[What is asked]: Produce an exact transcription of the listing below, omitting the pictures.

[Records for processing]:
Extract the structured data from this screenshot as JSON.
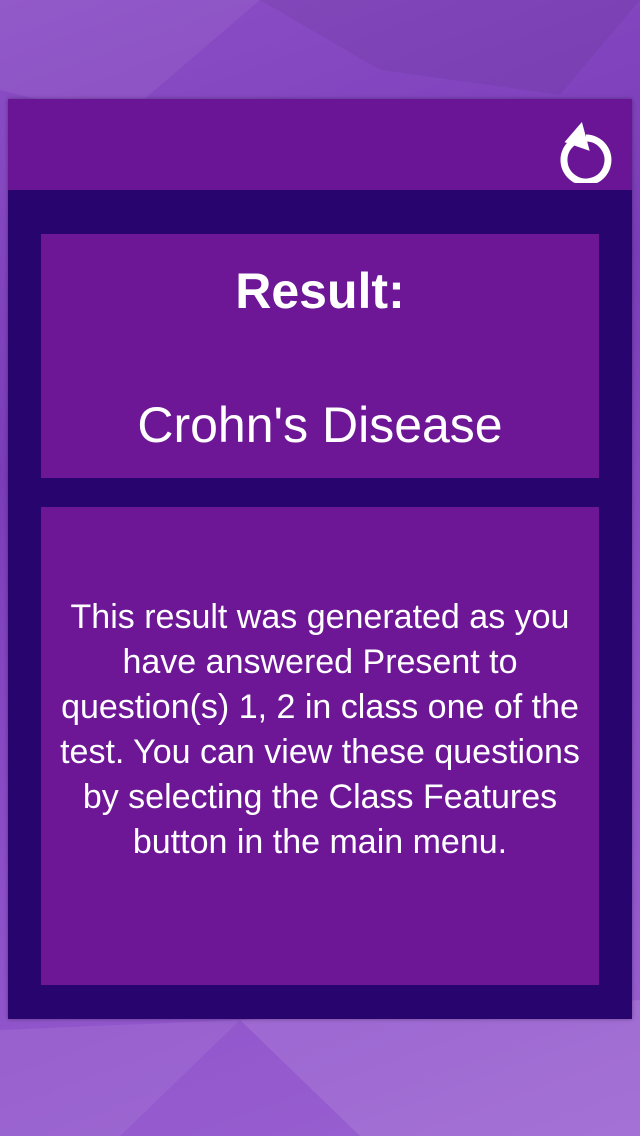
{
  "header": {
    "back_icon": "refresh-back-icon"
  },
  "result": {
    "label": "Result:",
    "value": "Crohn's Disease"
  },
  "explanation": {
    "text": "This result was generated as you have answered Present to question(s) 1, 2 in class one of the test. You can view these questions by selecting the Class Features button in the main menu."
  },
  "colors": {
    "panel_dark": "#27046e",
    "header": "#6a1596",
    "card": "#6d1797",
    "text": "#ffffff"
  }
}
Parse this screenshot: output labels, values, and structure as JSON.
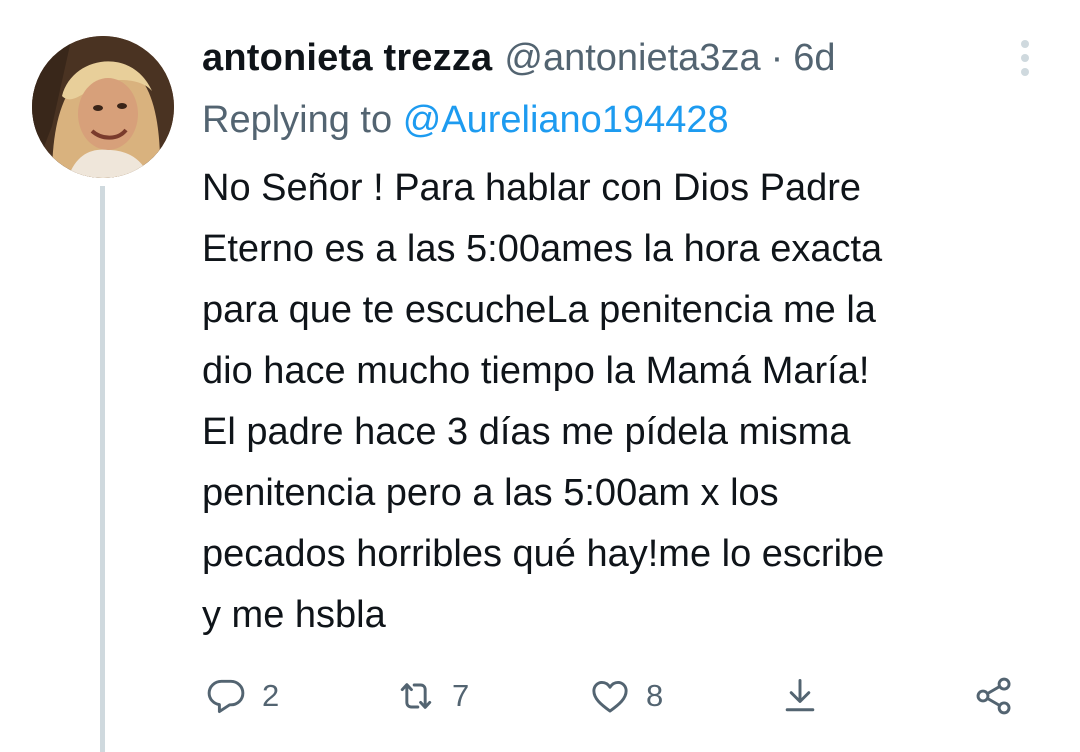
{
  "author": {
    "name": "antonieta trezza",
    "handle": "@antonieta3za",
    "separator": "·",
    "time": "6d"
  },
  "reply": {
    "prefix": "Replying to",
    "mention": "@Aureliano194428"
  },
  "body_lines": [
    "No Señor ! Para hablar con Dios Padre",
    "Eterno es a las 5:00ames la hora exacta",
    "para que te escucheLa penitencia me la",
    "dio hace mucho tiempo la Mamá María!",
    "El padre hace 3 días me pídela misma",
    "penitencia pero a las 5:00am x los",
    "pecados horribles qué hay!me lo escribe",
    "y me hsbla"
  ],
  "actions": {
    "reply_count": "2",
    "retweet_count": "7",
    "like_count": "8"
  },
  "icons": {
    "more": "more-vertical-icon",
    "reply": "reply-bubble-icon",
    "retweet": "retweet-icon",
    "like": "heart-icon",
    "download": "download-icon",
    "share": "share-icon"
  },
  "colors": {
    "text": "#0f1419",
    "secondary": "#536471",
    "link": "#1d9bf0",
    "thread_line": "#cfd9de"
  }
}
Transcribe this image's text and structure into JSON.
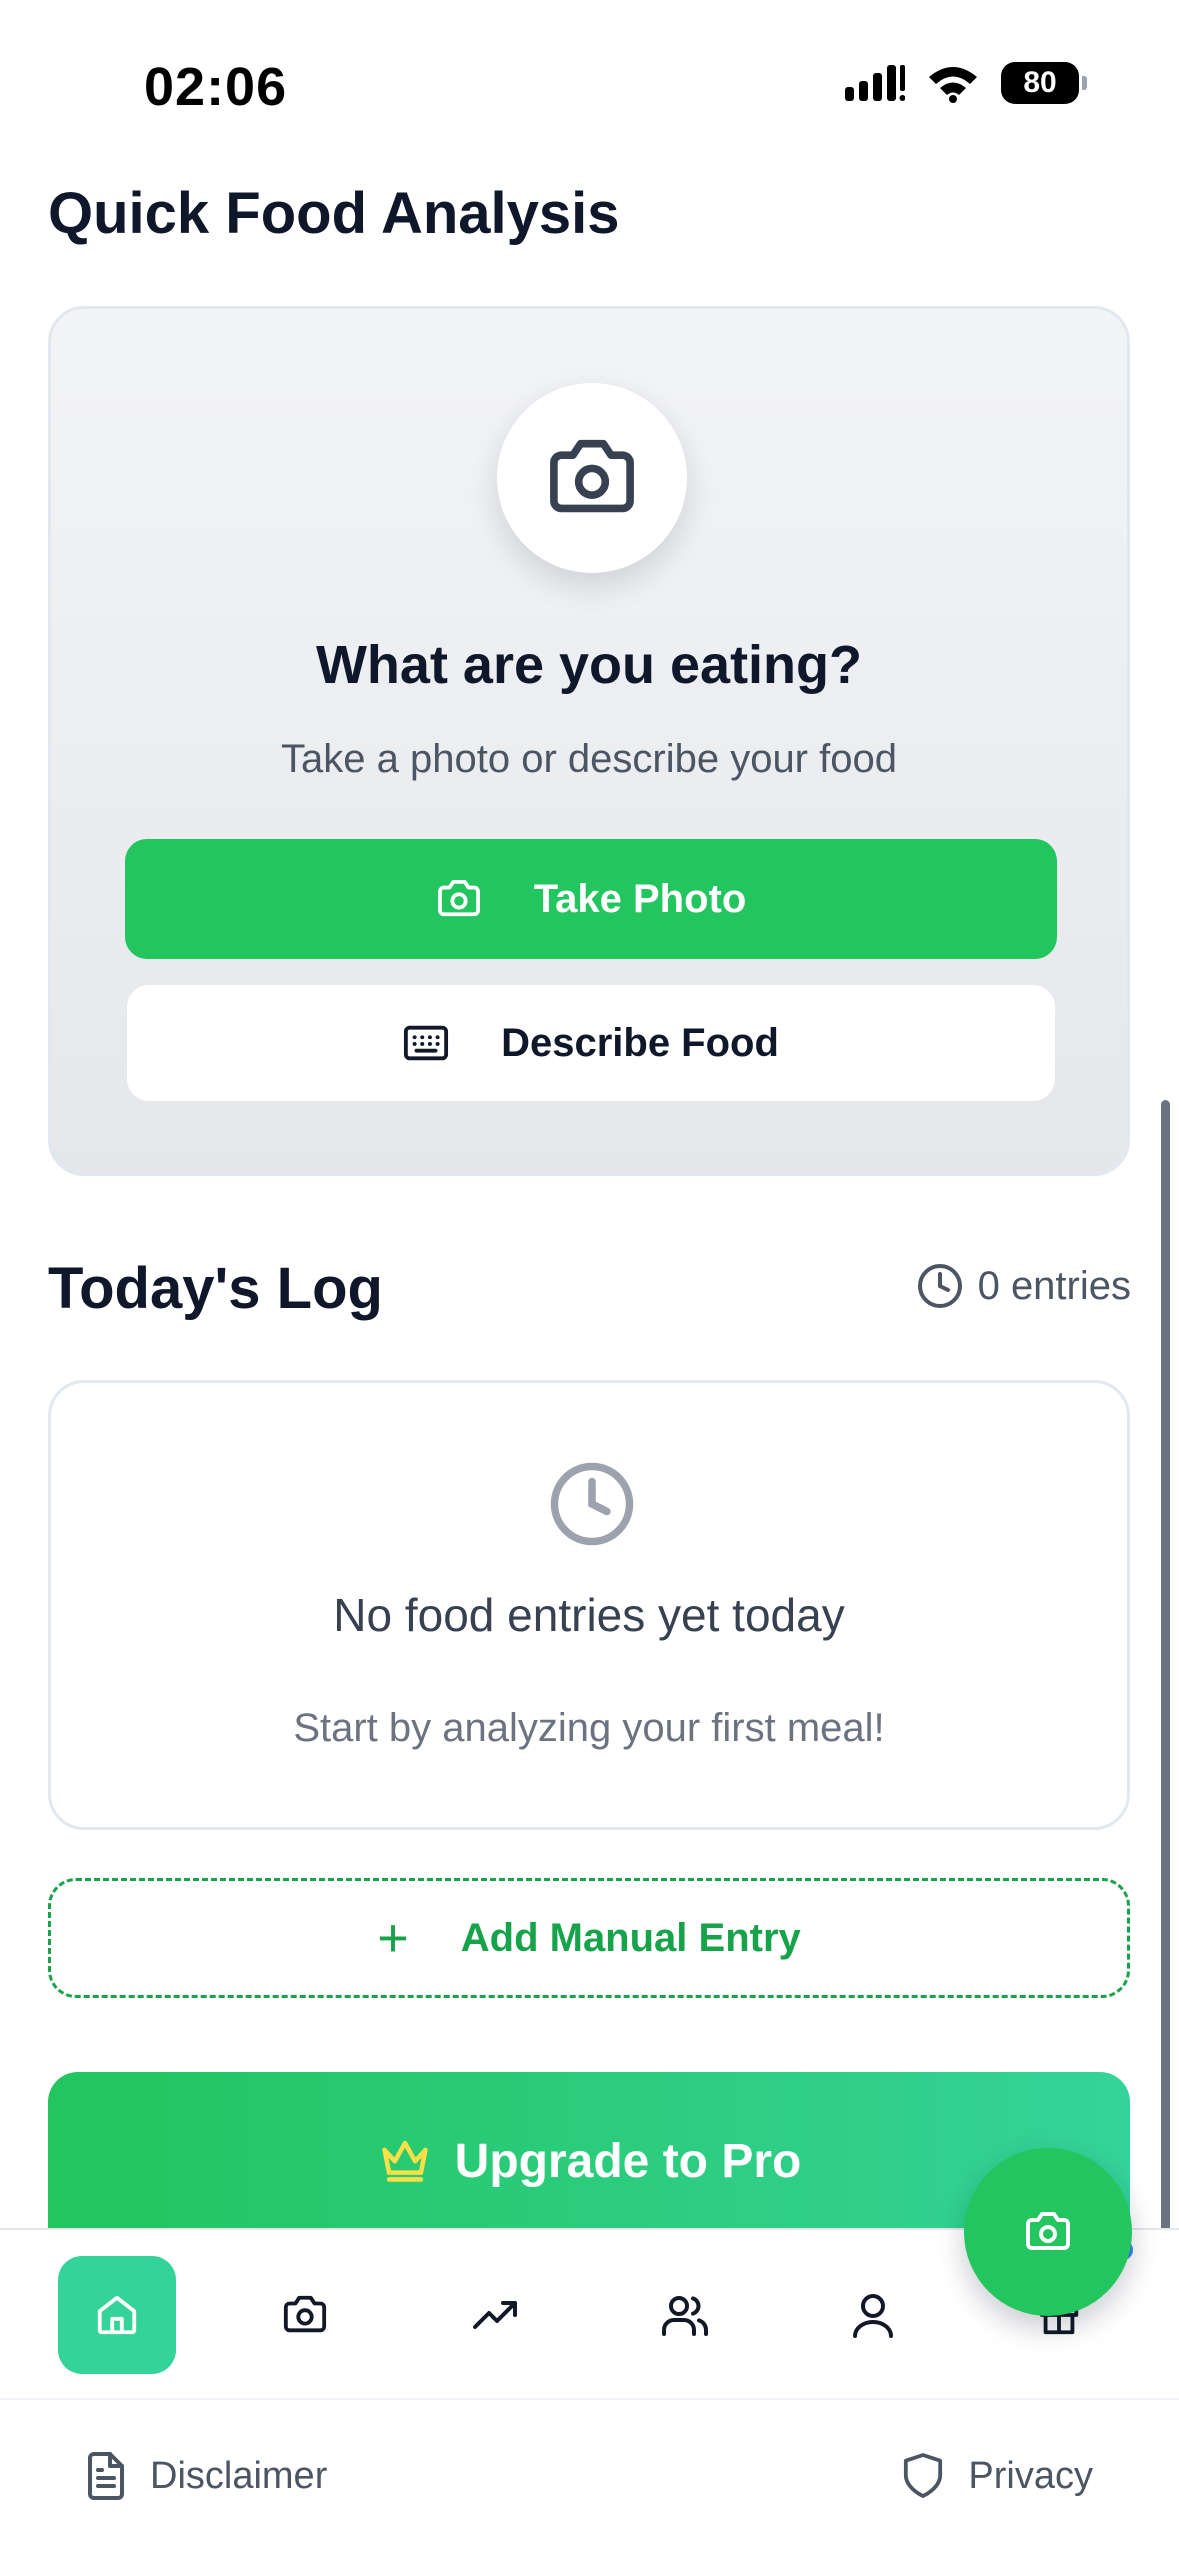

[Written response]:
Extract the structured data from this screenshot as JSON.
{
  "header": {
    "back_icon": "refresh-back-icon"
  },
  "result": {
    "label": "Result:",
    "value": "Crohn's Disease"
  },
  "explanation": {
    "text": "This result was generated as you have answered Present to question(s) 1, 2 in class one of the test. You can view these questions by selecting the Class Features button in the main menu."
  },
  "colors": {
    "panel_dark": "#27046e",
    "header": "#6a1596",
    "card": "#6d1797",
    "text": "#ffffff"
  }
}
Parse this screenshot: output labels, values, and structure as JSON.
{
  "author": {
    "name": "antonieta trezza",
    "handle": "@antonieta3za",
    "separator": "·",
    "time": "6d"
  },
  "reply": {
    "prefix": "Replying to",
    "mention": "@Aureliano194428"
  },
  "body_lines": [
    "No Señor ! Para hablar con Dios Padre",
    "Eterno es a las 5:00ames la hora exacta",
    "para que te escucheLa penitencia me la",
    "dio hace mucho tiempo la Mamá María!",
    "El padre hace 3 días me pídela misma",
    "penitencia pero a las 5:00am x los",
    "pecados horribles qué hay!me lo escribe",
    "y me hsbla"
  ],
  "actions": {
    "reply_count": "2",
    "retweet_count": "7",
    "like_count": "8"
  },
  "icons": {
    "more": "more-vertical-icon",
    "reply": "reply-bubble-icon",
    "retweet": "retweet-icon",
    "like": "heart-icon",
    "download": "download-icon",
    "share": "share-icon"
  },
  "colors": {
    "text": "#0f1419",
    "secondary": "#536471",
    "link": "#1d9bf0",
    "thread_line": "#cfd9de"
  }
}
Transcribe this image's text and structure into JSON.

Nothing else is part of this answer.